# WRITTEN TASK
Please give the data below again in full, exactly as it stands.

** BEGIN **

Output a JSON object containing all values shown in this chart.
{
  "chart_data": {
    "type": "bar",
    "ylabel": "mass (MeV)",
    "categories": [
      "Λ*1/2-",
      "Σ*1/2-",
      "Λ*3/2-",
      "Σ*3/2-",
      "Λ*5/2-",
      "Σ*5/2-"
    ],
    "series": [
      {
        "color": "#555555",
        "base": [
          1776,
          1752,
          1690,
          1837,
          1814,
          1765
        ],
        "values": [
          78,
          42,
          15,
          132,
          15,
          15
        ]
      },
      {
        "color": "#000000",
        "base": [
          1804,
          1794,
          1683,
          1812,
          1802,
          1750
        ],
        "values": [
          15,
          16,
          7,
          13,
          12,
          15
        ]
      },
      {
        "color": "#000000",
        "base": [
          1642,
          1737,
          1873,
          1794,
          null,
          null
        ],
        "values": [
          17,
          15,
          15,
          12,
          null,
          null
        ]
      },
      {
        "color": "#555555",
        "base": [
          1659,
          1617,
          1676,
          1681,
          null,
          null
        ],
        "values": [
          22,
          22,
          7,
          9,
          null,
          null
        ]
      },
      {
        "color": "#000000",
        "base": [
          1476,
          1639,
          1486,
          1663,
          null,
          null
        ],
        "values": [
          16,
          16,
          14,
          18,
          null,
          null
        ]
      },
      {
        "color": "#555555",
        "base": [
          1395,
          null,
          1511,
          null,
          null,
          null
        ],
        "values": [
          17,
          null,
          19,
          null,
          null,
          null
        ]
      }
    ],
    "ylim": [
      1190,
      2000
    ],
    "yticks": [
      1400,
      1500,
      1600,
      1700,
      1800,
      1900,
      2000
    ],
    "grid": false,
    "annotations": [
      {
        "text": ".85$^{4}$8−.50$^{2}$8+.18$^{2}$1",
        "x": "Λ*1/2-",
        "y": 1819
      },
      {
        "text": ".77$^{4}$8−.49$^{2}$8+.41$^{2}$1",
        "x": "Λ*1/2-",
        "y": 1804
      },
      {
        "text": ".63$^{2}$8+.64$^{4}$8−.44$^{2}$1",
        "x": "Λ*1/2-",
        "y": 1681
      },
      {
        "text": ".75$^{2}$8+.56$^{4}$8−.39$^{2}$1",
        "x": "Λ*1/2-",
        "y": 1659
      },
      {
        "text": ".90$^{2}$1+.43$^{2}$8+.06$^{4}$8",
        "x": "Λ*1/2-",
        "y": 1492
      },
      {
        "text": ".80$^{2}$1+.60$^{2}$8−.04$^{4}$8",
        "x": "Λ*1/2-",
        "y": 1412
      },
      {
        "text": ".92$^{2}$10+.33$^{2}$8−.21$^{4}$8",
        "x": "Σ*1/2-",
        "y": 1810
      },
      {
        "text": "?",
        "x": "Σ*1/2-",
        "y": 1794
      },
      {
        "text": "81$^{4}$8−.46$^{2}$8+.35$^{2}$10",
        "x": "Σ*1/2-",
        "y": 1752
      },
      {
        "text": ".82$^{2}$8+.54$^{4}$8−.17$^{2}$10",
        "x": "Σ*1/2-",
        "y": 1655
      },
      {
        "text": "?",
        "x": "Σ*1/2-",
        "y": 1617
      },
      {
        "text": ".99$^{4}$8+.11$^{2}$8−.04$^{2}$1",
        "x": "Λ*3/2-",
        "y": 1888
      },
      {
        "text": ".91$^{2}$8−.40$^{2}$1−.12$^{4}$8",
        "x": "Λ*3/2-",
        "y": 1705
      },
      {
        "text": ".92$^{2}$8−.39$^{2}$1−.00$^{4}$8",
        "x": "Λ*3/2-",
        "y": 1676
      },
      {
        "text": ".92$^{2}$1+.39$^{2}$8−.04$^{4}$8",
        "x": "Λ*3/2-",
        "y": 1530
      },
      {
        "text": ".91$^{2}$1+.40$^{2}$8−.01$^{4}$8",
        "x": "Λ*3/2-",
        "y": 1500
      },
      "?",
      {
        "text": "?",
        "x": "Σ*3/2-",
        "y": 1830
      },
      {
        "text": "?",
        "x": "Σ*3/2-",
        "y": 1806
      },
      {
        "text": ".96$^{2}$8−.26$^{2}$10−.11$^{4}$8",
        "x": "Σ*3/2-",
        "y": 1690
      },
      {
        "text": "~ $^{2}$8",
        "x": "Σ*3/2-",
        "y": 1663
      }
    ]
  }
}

** END **

# PROBLEM SOLUTION
Output a JSON object containing all values shown in this chart.
{
  "chart_data": {
    "type": "bar",
    "ylabel": "mass (MeV)",
    "categories": [
      "Λ*1/2-",
      "Σ*1/2-",
      "Λ*3/2-",
      "Σ*3/2-",
      "Λ*5/2-",
      "Σ*5/2-"
    ],
    "series": [
      {
        "color": "#555555",
        "base": [
          1776,
          1752,
          1690,
          1837,
          1814,
          1765
        ],
        "values": [
          78,
          42,
          15,
          132,
          15,
          15
        ]
      },
      {
        "color": "#000000",
        "base": [
          1804,
          1794,
          1683,
          1812,
          1802,
          1750
        ],
        "values": [
          15,
          16,
          7,
          13,
          12,
          15
        ]
      },
      {
        "color": "#000000",
        "base": [
          1642,
          1737,
          1873,
          1794,
          null,
          null
        ],
        "values": [
          17,
          15,
          15,
          12,
          null,
          null
        ]
      },
      {
        "color": "#555555",
        "base": [
          1659,
          1617,
          1676,
          1681,
          null,
          null
        ],
        "values": [
          22,
          22,
          7,
          9,
          null,
          null
        ]
      },
      {
        "color": "#000000",
        "base": [
          1476,
          1639,
          1486,
          1663,
          null,
          null
        ],
        "values": [
          16,
          16,
          14,
          18,
          null,
          null
        ]
      },
      {
        "color": "#555555",
        "base": [
          1395,
          null,
          1511,
          null,
          null,
          null
        ],
        "values": [
          17,
          null,
          19,
          null,
          null,
          null
        ]
      }
    ],
    "ylim": [
      1190,
      2000
    ],
    "yticks": [
      1400,
      1500,
      1600,
      1700,
      1800,
      1900,
      2000
    ],
    "grid": false,
    "annotations": [
      {
        "text": ".85$^{4}$8−.50$^{2}$8+.18$^{2}$1",
        "x": "Λ*1/2-",
        "y": 1819
      },
      {
        "text": ".77$^{4}$8−.49$^{2}$8+.41$^{2}$1",
        "x": "Λ*1/2-",
        "y": 1804
      },
      {
        "text": ".63$^{2}$8+.64$^{4}$8−.44$^{2}$1",
        "x": "Λ*1/2-",
        "y": 1681
      },
      {
        "text": ".75$^{2}$8+.56$^{4}$8−.39$^{2}$1",
        "x": "Λ*1/2-",
        "y": 1659
      },
      {
        "text": ".90$^{2}$1+.43$^{2}$8+.06$^{4}$8",
        "x": "Λ*1/2-",
        "y": 1492
      },
      {
        "text": ".80$^{2}$1+.60$^{2}$8−.04$^{4}$8",
        "x": "Λ*1/2-",
        "y": 1412
      },
      {
        "text": ".92$^{2}$10+.33$^{2}$8−.21$^{4}$8",
        "x": "Σ*1/2-",
        "y": 1810
      },
      {
        "text": "?",
        "x": "Σ*1/2-",
        "y": 1794
      },
      {
        "text": "81$^{4}$8−.46$^{2}$8+.35$^{2}$10",
        "x": "Σ*1/2-",
        "y": 1752
      },
      {
        "text": ".82$^{2}$8+.54$^{4}$8−.17$^{2}$10",
        "x": "Σ*1/2-",
        "y": 1655
      },
      {
        "text": "?",
        "x": "Σ*1/2-",
        "y": 1617
      },
      {
        "text": ".99$^{4}$8+.11$^{2}$8−.04$^{2}$1",
        "x": "Λ*3/2-",
        "y": 1888
      },
      {
        "text": ".91$^{2}$8−.40$^{2}$1−.12$^{4}$8",
        "x": "Λ*3/2-",
        "y": 1705
      },
      {
        "text": ".92$^{2}$8−.39$^{2}$1−.00$^{4}$8",
        "x": "Λ*3/2-",
        "y": 1676
      },
      {
        "text": ".92$^{2}$1+.39$^{2}$8−.04$^{4}$8",
        "x": "Λ*3/2-",
        "y": 1530
      },
      {
        "text": ".91$^{2}$1+.40$^{2}$8−.01$^{4}$8",
        "x": "Λ*3/2-",
        "y": 1500
      },
      "?",
      {
        "text": "?",
        "x": "Σ*3/2-",
        "y": 1830
      },
      {
        "text": "?",
        "x": "Σ*3/2-",
        "y": 1806
      },
      {
        "text": ".96$^{2}$8−.26$^{2}$10−.11$^{4}$8",
        "x": "Σ*3/2-",
        "y": 1690
      },
      {
        "text": "~ $^{2}$8",
        "x": "Σ*3/2-",
        "y": 1663
      }
    ]
  }
}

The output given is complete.